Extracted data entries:
----
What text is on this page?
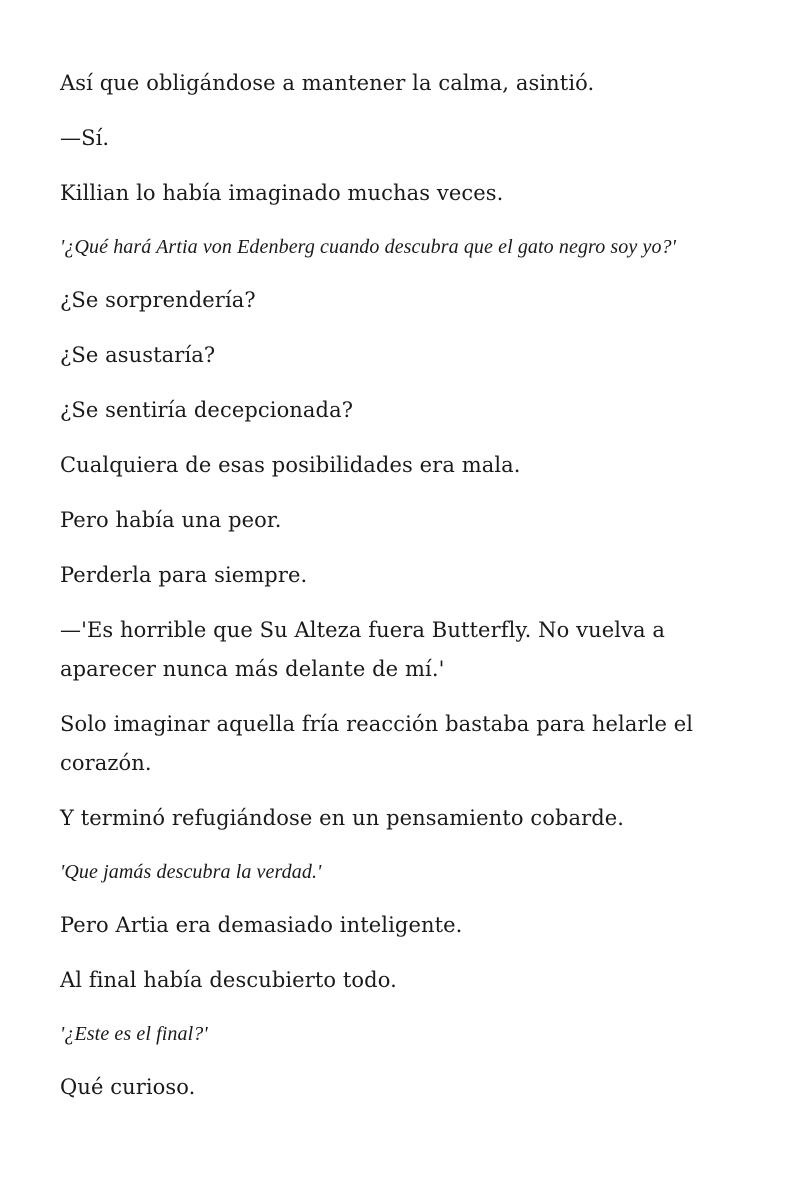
Así que obligándose a mantener la calma, asintió.

—Sí.

Killian lo había imaginado muchas veces.

'¿Qué hará Artia von Edenberg cuando descubra que el gato negro soy yo?'

¿Se sorprendería?

¿Se asustaría?

¿Se sentiría decepcionada?

Cualquiera de esas posibilidades era mala.

Pero había una peor.

Perderla para siempre.

—'Es horrible que Su Alteza fuera Butterfly. No vuelva a aparecer nunca más delante de mí.'

Solo imaginar aquella fría reacción bastaba para helarle el corazón.

Y terminó refugiándose en un pensamiento cobarde.

'Que jamás descubra la verdad.'

Pero Artia era demasiado inteligente.

Al final había descubierto todo.

'¿Este es el final?'

Qué curioso.
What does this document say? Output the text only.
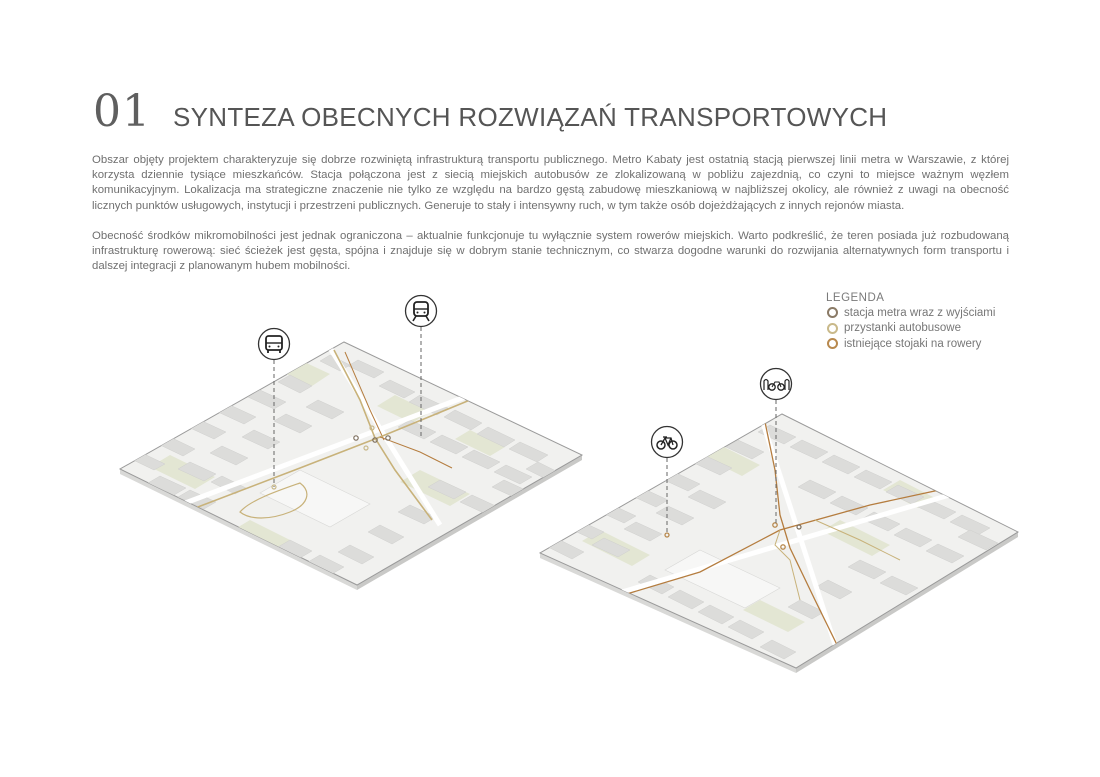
01 SYNTEZA OBECNYCH ROZWIĄZAŃ TRANSPORTOWYCH

Obszar objęty projektem charakteryzuje się dobrze rozwiniętą infrastrukturą transportu publicznego. Metro Kabaty jest ostatnią stacją pierwszej linii metra w Warszawie, z której korzysta dziennie tysiące mieszkańców. Stacja połączona jest z siecią miejskich autobusów ze zlokalizowaną w pobliżu zajezdnią, co czyni to miejsce ważnym węzłem komunikacyjnym. Lokalizacja ma strategiczne znaczenie nie tylko ze względu na bardzo gęstą zabudowę mieszkaniową w najbliższej okolicy, ale również z uwagi na obecność licznych punktów usługowych, instytucji i przestrzeni publicznych. Generuje to stały i intensywny ruch, w tym także osób dojeżdżających z innych rejonów miasta.

Obecność środków mikromobilności jest jednak ograniczona – aktualnie funkcjonuje tu wyłącznie system rowerów miejskich. Warto podkreślić, że teren posiada już rozbudowaną infrastrukturę rowerową: sieć ścieżek jest gęsta, spójna i znajduje się w dobrym stanie technicznym, co stwarza dogodne warunki do rozwijania alternatywnych form transportu i dalszej integracji z planowanym hubem mobilności.

LEGENDA
stacja metra wraz z wyjściami
przystanki autobusowe
istniejące stojaki na rowery
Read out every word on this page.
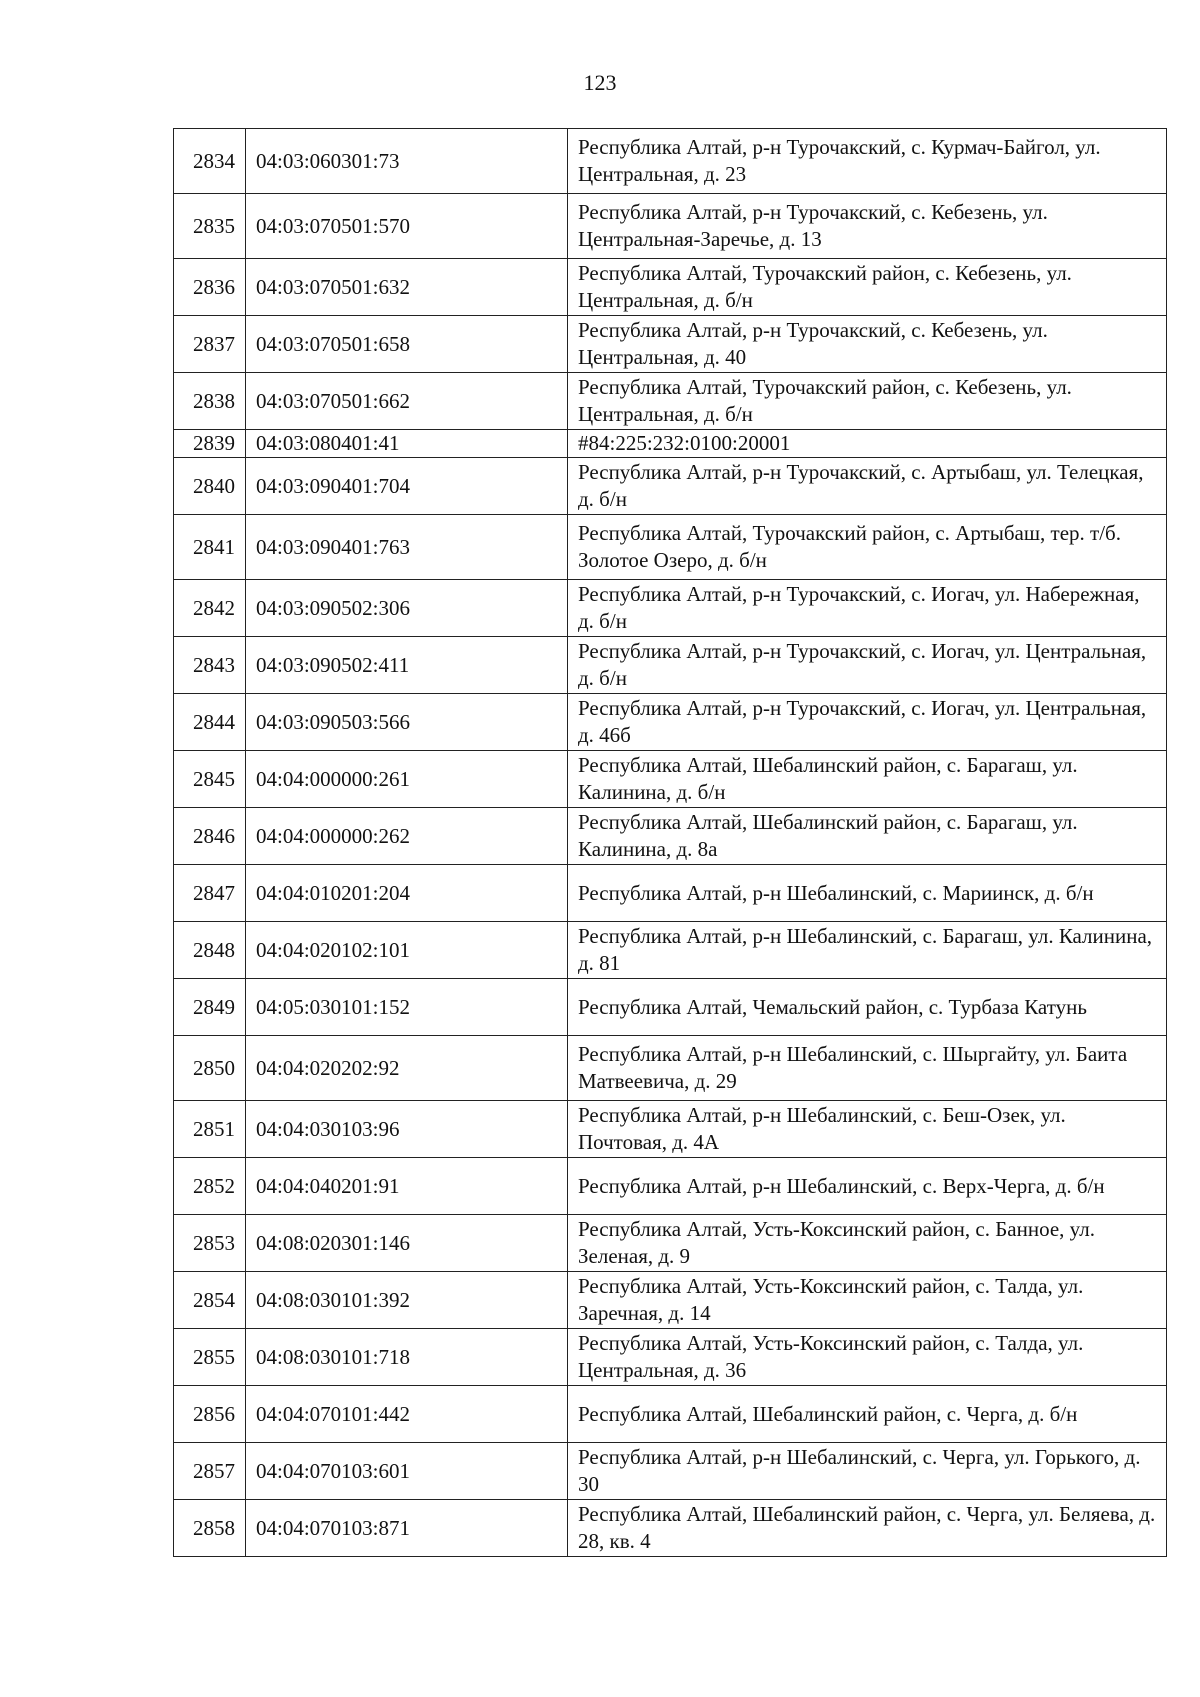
123
2834	04:03:060301:73	Республика Алтай, р-н Турочакский, с. Курмач-Байгол, ул. Центральная, д. 23
2835	04:03:070501:570	Республика Алтай, р-н Турочакский, с. Кебезень, ул. Центральная-Заречье, д. 13
2836	04:03:070501:632	Республика Алтай, Турочакский район, с. Кебезень, ул. Центральная, д. б/н
2837	04:03:070501:658	Республика Алтай, р-н Турочакский, с. Кебезень, ул. Центральная, д. 40
2838	04:03:070501:662	Республика Алтай, Турочакский район, с. Кебезень, ул. Центральная, д. б/н
2839	04:03:080401:41	#84:225:232:0100:20001
2840	04:03:090401:704	Республика Алтай, р-н Турочакский, с. Артыбаш, ул. Телецкая, д. б/н
2841	04:03:090401:763	Республика Алтай, Турочакский район, с. Артыбаш, тер. т/б. Золотое Озеро, д. б/н
2842	04:03:090502:306	Республика Алтай, р-н Турочакский, с. Иогач, ул. Набережная, д. б/н
2843	04:03:090502:411	Республика Алтай, р-н Турочакский, с. Иогач, ул. Центральная, д. б/н
2844	04:03:090503:566	Республика Алтай, р-н Турочакский, с. Иогач, ул. Центральная, д. 46б
2845	04:04:000000:261	Республика Алтай, Шебалинский район, с. Барагаш, ул. Калинина, д. б/н
2846	04:04:000000:262	Республика Алтай, Шебалинский район, с. Барагаш, ул. Калинина, д. 8а
2847	04:04:010201:204	Республика Алтай, р-н Шебалинский, с. Мариинск, д. б/н
2848	04:04:020102:101	Республика Алтай, р-н Шебалинский, с. Барагаш, ул. Калинина, д. 81
2849	04:05:030101:152	Республика Алтай, Чемальский район, с. Турбаза Катунь
2850	04:04:020202:92	Республика Алтай, р-н Шебалинский, с. Шыргайту, ул. Баита Матвеевича, д. 29
2851	04:04:030103:96	Республика Алтай, р-н Шебалинский, с. Беш-Озек, ул. Почтовая, д. 4А
2852	04:04:040201:91	Республика Алтай, р-н Шебалинский, с. Верх-Черга, д. б/н
2853	04:08:020301:146	Республика Алтай, Усть-Коксинский район, с. Банное, ул. Зеленая, д. 9
2854	04:08:030101:392	Республика Алтай, Усть-Коксинский район, с. Талда, ул. Заречная, д. 14
2855	04:08:030101:718	Республика Алтай, Усть-Коксинский район, с. Талда, ул. Центральная, д. 36
2856	04:04:070101:442	Республика Алтай, Шебалинский район, с. Черга, д. б/н
2857	04:04:070103:601	Республика Алтай, р-н Шебалинский, с. Черга, ул. Горького, д. 30
2858	04:04:070103:871	Республика Алтай, Шебалинский район, с. Черга, ул. Беляева, д. 28, кв. 4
----
• [Problem details]:
Copy every record character for character. Skip the pictures.

• [Answer to this problem]:
What text is on this page?
Así que obligándose a mantener la calma, asintió.

—Sí.

Killian lo había imaginado muchas veces.

'¿Qué hará Artia von Edenberg cuando descubra que el gato negro soy yo?'

¿Se sorprendería?

¿Se asustaría?

¿Se sentiría decepcionada?

Cualquiera de esas posibilidades era mala.

Pero había una peor.

Perderla para siempre.

—'Es horrible que Su Alteza fuera Butterfly. No vuelva a aparecer nunca más delante de mí.'

Solo imaginar aquella fría reacción bastaba para helarle el corazón.

Y terminó refugiándose en un pensamiento cobarde.

'Que jamás descubra la verdad.'

Pero Artia era demasiado inteligente.

Al final había descubierto todo.

'¿Este es el final?'

Qué curioso.
What does this document say? Output the text only.
01 SYNTEZA OBECNYCH ROZWIĄZAŃ TRANSPORTOWYCH

Obszar objęty projektem charakteryzuje się dobrze rozwiniętą infrastrukturą transportu publicznego. Metro Kabaty jest ostatnią stacją pierwszej linii metra w Warszawie, z której korzysta dziennie tysiące mieszkańców. Stacja połączona jest z siecią miejskich autobusów ze zlokalizowaną w pobliżu zajezdnią, co czyni to miejsce ważnym węzłem komunikacyjnym. Lokalizacja ma strategiczne znaczenie nie tylko ze względu na bardzo gęstą zabudowę mieszkaniową w najbliższej okolicy, ale również z uwagi na obecność licznych punktów usługowych, instytucji i przestrzeni publicznych. Generuje to stały i intensywny ruch, w tym także osób dojeżdżających z innych rejonów miasta.

Obecność środków mikromobilności jest jednak ograniczona – aktualnie funkcjonuje tu wyłącznie system rowerów miejskich. Warto podkreślić, że teren posiada już rozbudowaną infrastrukturę rowerową: sieć ścieżek jest gęsta, spójna i znajduje się w dobrym stanie technicznym, co stwarza dogodne warunki do rozwijania alternatywnych form transportu i dalszej integracji z planowanym hubem mobilności.

LEGENDA
stacja metra wraz z wyjściami
przystanki autobusowe
istniejące stojaki na rowery
Read out every word on this page.
123
2834	04:03:060301:73	Республика Алтай, р-н Турочакский, с. Курмач-Байгол, ул. Центральная, д. 23
2835	04:03:070501:570	Республика Алтай, р-н Турочакский, с. Кебезень, ул. Центральная-Заречье, д. 13
2836	04:03:070501:632	Республика Алтай, Турочакский район, с. Кебезень, ул. Центральная, д. б/н
2837	04:03:070501:658	Республика Алтай, р-н Турочакский, с. Кебезень, ул. Центральная, д. 40
2838	04:03:070501:662	Республика Алтай, Турочакский район, с. Кебезень, ул. Центральная, д. б/н
2839	04:03:080401:41	#84:225:232:0100:20001
2840	04:03:090401:704	Республика Алтай, р-н Турочакский, с. Артыбаш, ул. Телецкая, д. б/н
2841	04:03:090401:763	Республика Алтай, Турочакский район, с. Артыбаш, тер. т/б. Золотое Озеро, д. б/н
2842	04:03:090502:306	Республика Алтай, р-н Турочакский, с. Иогач, ул. Набережная, д. б/н
2843	04:03:090502:411	Республика Алтай, р-н Турочакский, с. Иогач, ул. Центральная, д. б/н
2844	04:03:090503:566	Республика Алтай, р-н Турочакский, с. Иогач, ул. Центральная, д. 46б
2845	04:04:000000:261	Республика Алтай, Шебалинский район, с. Барагаш, ул. Калинина, д. б/н
2846	04:04:000000:262	Республика Алтай, Шебалинский район, с. Барагаш, ул. Калинина, д. 8а
2847	04:04:010201:204	Республика Алтай, р-н Шебалинский, с. Мариинск, д. б/н
2848	04:04:020102:101	Республика Алтай, р-н Шебалинский, с. Барагаш, ул. Калинина, д. 81
2849	04:05:030101:152	Республика Алтай, Чемальский район, с. Турбаза Катунь
2850	04:04:020202:92	Республика Алтай, р-н Шебалинский, с. Шыргайту, ул. Баита Матвеевича, д. 29
2851	04:04:030103:96	Республика Алтай, р-н Шебалинский, с. Беш-Озек, ул. Почтовая, д. 4А
2852	04:04:040201:91	Республика Алтай, р-н Шебалинский, с. Верх-Черга, д. б/н
2853	04:08:020301:146	Республика Алтай, Усть-Коксинский район, с. Банное, ул. Зеленая, д. 9
2854	04:08:030101:392	Республика Алтай, Усть-Коксинский район, с. Талда, ул. Заречная, д. 14
2855	04:08:030101:718	Республика Алтай, Усть-Коксинский район, с. Талда, ул. Центральная, д. 36
2856	04:04:070101:442	Республика Алтай, Шебалинский район, с. Черга, д. б/н
2857	04:04:070103:601	Республика Алтай, р-н Шебалинский, с. Черга, ул. Горького, д. 30
2858	04:04:070103:871	Республика Алтай, Шебалинский район, с. Черга, ул. Беляева, д. 28, кв. 4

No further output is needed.